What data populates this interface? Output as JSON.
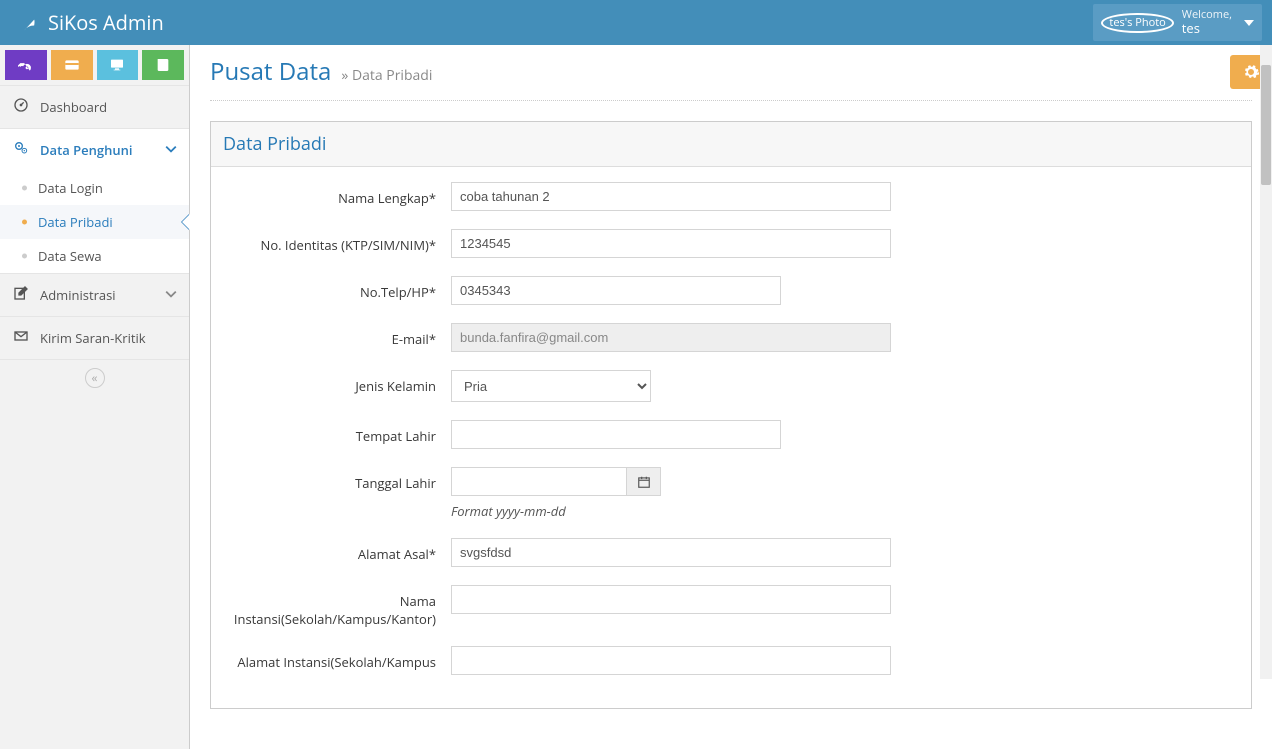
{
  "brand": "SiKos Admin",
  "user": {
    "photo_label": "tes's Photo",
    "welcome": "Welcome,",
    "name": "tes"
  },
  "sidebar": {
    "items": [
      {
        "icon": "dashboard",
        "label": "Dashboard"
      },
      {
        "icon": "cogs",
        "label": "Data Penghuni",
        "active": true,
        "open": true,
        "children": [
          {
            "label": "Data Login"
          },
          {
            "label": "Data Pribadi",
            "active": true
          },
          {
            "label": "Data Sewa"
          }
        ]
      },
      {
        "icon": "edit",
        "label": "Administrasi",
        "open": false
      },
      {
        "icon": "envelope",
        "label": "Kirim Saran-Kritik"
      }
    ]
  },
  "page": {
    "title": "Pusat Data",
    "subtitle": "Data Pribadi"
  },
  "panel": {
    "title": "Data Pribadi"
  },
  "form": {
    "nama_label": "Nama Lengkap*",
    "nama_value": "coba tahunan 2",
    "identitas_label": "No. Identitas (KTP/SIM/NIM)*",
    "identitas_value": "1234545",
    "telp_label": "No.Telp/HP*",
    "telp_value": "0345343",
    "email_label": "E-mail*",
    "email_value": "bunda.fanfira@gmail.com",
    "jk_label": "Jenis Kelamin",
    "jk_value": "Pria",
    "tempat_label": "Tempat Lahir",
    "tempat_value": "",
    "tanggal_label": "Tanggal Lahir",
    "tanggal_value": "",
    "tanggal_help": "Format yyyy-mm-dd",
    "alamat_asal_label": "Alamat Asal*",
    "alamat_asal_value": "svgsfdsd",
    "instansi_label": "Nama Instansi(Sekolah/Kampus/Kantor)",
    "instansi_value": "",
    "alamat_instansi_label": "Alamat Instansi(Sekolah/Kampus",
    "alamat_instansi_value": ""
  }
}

+---+

WRITTEN PROBLEM:
Without the pictures, restate each entry exactly.

TASK ANSWER:
What data populates this interface? Output as JSON.
{
  "brand": "SiKos Admin",
  "user": {
    "photo_label": "tes's Photo",
    "welcome": "Welcome,",
    "name": "tes"
  },
  "sidebar": {
    "items": [
      {
        "icon": "dashboard",
        "label": "Dashboard"
      },
      {
        "icon": "cogs",
        "label": "Data Penghuni",
        "active": true,
        "open": true,
        "children": [
          {
            "label": "Data Login"
          },
          {
            "label": "Data Pribadi",
            "active": true
          },
          {
            "label": "Data Sewa"
          }
        ]
      },
      {
        "icon": "edit",
        "label": "Administrasi",
        "open": false
      },
      {
        "icon": "envelope",
        "label": "Kirim Saran-Kritik"
      }
    ]
  },
  "page": {
    "title": "Pusat Data",
    "subtitle": "Data Pribadi"
  },
  "panel": {
    "title": "Data Pribadi"
  },
  "form": {
    "nama_label": "Nama Lengkap*",
    "nama_value": "coba tahunan 2",
    "identitas_label": "No. Identitas (KTP/SIM/NIM)*",
    "identitas_value": "1234545",
    "telp_label": "No.Telp/HP*",
    "telp_value": "0345343",
    "email_label": "E-mail*",
    "email_value": "bunda.fanfira@gmail.com",
    "jk_label": "Jenis Kelamin",
    "jk_value": "Pria",
    "tempat_label": "Tempat Lahir",
    "tempat_value": "",
    "tanggal_label": "Tanggal Lahir",
    "tanggal_value": "",
    "tanggal_help": "Format yyyy-mm-dd",
    "alamat_asal_label": "Alamat Asal*",
    "alamat_asal_value": "svgsfdsd",
    "instansi_label": "Nama Instansi(Sekolah/Kampus/Kantor)",
    "instansi_value": "",
    "alamat_instansi_label": "Alamat Instansi(Sekolah/Kampus",
    "alamat_instansi_value": ""
  }
}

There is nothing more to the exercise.